> [Data shown]:
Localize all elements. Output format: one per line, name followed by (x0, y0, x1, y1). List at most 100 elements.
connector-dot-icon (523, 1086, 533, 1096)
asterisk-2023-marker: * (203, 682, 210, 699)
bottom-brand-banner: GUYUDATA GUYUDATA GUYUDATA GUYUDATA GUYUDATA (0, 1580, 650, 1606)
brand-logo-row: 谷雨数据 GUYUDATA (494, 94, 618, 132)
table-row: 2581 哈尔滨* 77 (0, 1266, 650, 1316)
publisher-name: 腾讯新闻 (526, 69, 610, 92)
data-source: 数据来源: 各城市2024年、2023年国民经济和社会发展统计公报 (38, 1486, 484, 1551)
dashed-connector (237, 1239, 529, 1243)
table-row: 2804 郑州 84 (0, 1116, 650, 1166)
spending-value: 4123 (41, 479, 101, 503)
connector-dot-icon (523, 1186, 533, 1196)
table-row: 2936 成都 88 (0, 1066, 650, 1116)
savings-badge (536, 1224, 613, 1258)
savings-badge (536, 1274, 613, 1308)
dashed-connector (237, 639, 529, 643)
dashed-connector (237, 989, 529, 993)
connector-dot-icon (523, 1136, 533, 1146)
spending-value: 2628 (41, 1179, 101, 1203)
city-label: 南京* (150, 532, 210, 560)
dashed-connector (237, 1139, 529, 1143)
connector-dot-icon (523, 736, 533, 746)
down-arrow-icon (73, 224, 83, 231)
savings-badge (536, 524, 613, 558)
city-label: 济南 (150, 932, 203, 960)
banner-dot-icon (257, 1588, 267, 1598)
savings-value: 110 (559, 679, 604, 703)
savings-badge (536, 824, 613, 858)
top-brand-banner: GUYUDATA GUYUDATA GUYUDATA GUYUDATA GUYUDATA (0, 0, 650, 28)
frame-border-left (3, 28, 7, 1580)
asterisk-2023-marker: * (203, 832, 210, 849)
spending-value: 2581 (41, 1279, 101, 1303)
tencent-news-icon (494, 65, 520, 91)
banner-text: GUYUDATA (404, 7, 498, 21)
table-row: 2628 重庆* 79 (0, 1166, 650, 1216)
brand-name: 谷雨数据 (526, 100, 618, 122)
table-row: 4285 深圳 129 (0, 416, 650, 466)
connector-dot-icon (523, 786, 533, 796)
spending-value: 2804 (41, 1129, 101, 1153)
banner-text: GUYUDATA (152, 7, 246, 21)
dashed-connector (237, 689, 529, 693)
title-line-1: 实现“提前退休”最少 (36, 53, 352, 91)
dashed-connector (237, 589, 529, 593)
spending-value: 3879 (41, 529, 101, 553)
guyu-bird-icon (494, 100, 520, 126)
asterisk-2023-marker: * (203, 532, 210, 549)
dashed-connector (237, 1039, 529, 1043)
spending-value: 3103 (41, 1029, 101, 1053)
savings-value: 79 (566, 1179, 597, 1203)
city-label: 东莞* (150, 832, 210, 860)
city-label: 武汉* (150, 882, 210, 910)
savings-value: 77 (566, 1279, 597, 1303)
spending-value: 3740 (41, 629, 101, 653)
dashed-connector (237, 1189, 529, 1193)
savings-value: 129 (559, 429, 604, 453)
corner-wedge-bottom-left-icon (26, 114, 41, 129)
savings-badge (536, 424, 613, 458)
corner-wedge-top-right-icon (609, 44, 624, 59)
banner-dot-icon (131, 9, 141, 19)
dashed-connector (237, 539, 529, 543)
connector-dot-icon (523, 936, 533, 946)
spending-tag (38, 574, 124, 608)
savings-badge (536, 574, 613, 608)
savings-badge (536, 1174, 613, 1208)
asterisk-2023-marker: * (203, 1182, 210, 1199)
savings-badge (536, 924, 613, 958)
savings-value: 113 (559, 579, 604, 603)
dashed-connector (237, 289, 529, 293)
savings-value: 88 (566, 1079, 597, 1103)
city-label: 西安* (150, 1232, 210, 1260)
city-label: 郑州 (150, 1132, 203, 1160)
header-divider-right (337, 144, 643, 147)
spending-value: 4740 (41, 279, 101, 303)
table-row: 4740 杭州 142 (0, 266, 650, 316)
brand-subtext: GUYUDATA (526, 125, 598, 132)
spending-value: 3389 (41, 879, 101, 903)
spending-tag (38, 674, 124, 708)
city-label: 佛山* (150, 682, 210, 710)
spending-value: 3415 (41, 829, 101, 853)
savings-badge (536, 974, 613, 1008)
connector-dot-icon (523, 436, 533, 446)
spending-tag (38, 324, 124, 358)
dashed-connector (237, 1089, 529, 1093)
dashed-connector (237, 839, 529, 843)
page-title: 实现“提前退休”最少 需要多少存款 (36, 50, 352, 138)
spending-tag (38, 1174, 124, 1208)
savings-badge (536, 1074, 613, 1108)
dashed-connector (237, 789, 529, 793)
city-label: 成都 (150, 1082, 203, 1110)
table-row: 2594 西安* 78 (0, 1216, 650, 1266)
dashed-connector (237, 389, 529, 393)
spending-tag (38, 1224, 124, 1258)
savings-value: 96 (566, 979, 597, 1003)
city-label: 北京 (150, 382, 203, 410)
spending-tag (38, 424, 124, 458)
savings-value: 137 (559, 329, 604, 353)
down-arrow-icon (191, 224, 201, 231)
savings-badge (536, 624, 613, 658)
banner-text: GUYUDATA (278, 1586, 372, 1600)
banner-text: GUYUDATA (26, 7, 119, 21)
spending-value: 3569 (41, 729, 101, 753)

--

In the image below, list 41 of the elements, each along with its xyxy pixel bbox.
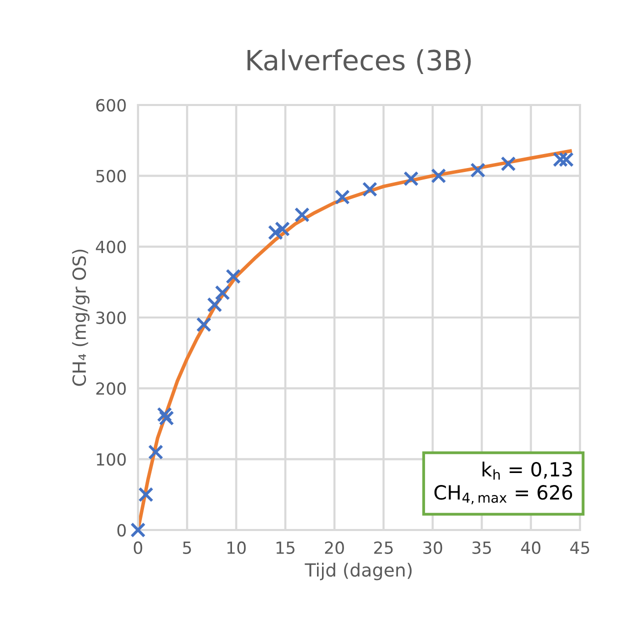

...

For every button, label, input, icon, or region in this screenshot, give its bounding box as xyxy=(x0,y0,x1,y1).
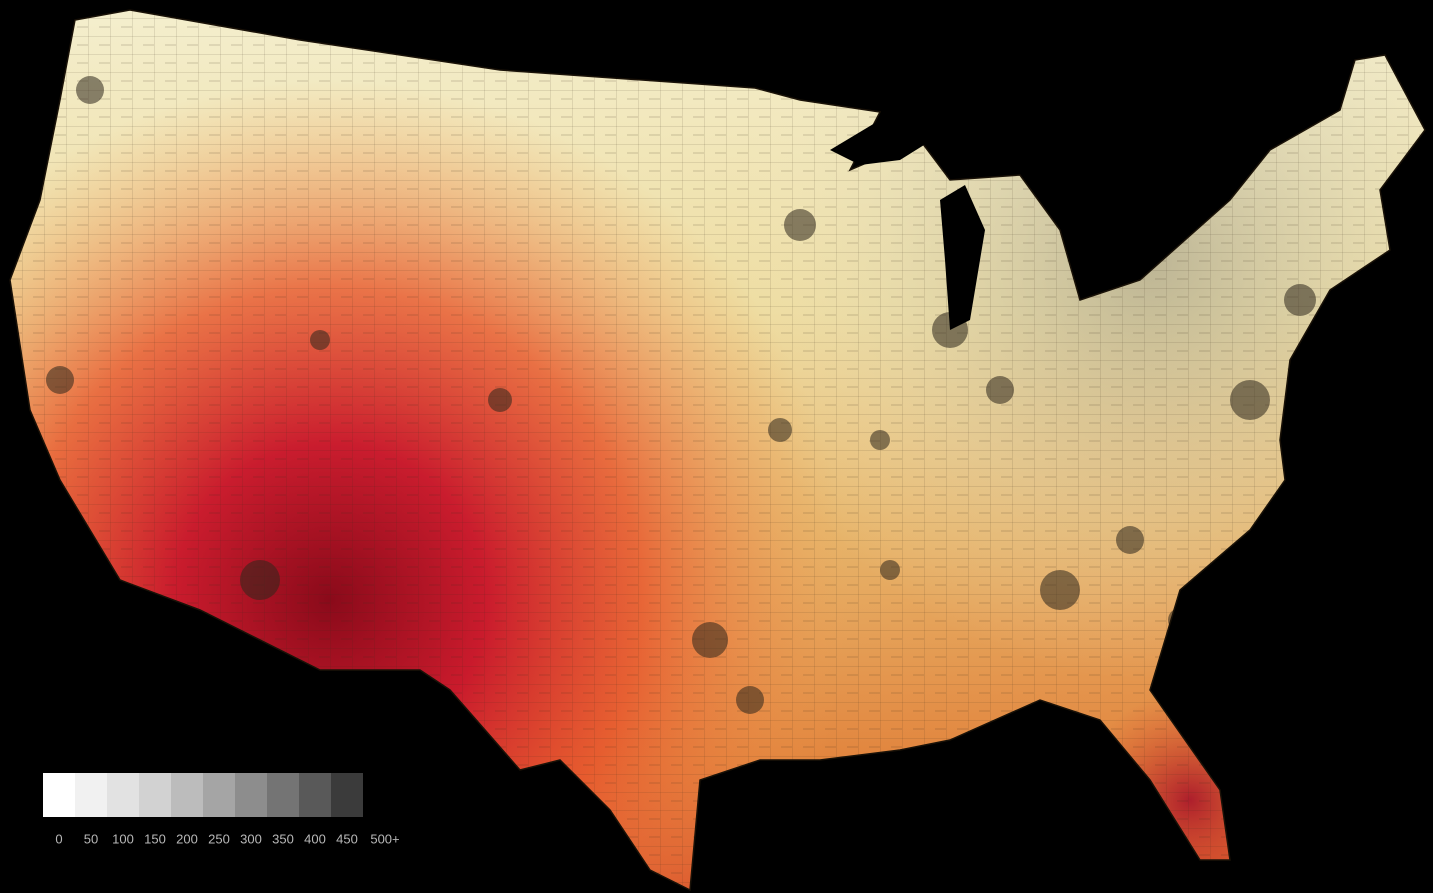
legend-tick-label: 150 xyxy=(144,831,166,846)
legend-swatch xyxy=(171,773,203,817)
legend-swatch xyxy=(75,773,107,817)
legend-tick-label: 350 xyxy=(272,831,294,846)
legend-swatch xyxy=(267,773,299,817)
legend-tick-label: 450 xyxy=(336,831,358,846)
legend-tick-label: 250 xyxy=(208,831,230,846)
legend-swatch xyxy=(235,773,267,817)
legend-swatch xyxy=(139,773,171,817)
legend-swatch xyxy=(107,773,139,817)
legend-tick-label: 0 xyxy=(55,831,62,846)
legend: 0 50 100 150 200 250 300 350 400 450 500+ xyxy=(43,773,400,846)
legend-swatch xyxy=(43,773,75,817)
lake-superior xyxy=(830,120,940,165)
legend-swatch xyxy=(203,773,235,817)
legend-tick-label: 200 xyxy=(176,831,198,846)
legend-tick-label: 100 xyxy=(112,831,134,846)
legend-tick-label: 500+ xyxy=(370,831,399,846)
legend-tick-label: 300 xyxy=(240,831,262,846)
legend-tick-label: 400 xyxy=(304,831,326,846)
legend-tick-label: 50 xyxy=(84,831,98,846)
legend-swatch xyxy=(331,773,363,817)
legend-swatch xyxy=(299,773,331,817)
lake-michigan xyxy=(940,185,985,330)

> [Exercise]:
Reproduce the lines of the listing from the one containing "For every button, label, input, icon, or" through the one containing "lake-michigan xyxy=(940,185,985,330)", substituting "legend-color-box" for every occurrence of "legend-swatch" and keeping all else as it stands. Omit the pictures from your answer.

> [Written reply]:
For every button, label, input, icon, or region in this screenshot, give its bounding box as xyxy=(x0,y0,x1,y1).
legend-tick-label: 150 xyxy=(144,831,166,846)
legend-color-box xyxy=(171,773,203,817)
legend-color-box xyxy=(75,773,107,817)
legend-tick-label: 350 xyxy=(272,831,294,846)
legend-color-box xyxy=(267,773,299,817)
legend-tick-label: 450 xyxy=(336,831,358,846)
legend-tick-label: 250 xyxy=(208,831,230,846)
legend-color-box xyxy=(235,773,267,817)
legend-color-box xyxy=(139,773,171,817)
legend-color-box xyxy=(107,773,139,817)
legend-tick-label: 0 xyxy=(55,831,62,846)
legend: 0 50 100 150 200 250 300 350 400 450 500+ xyxy=(43,773,400,846)
legend-color-box xyxy=(43,773,75,817)
lake-superior xyxy=(830,120,940,165)
legend-color-box xyxy=(203,773,235,817)
legend-tick-label: 200 xyxy=(176,831,198,846)
legend-tick-label: 100 xyxy=(112,831,134,846)
legend-tick-label: 500+ xyxy=(370,831,399,846)
legend-tick-label: 300 xyxy=(240,831,262,846)
legend-tick-label: 400 xyxy=(304,831,326,846)
legend-tick-label: 50 xyxy=(84,831,98,846)
legend-color-box xyxy=(331,773,363,817)
legend-color-box xyxy=(299,773,331,817)
lake-michigan xyxy=(940,185,985,330)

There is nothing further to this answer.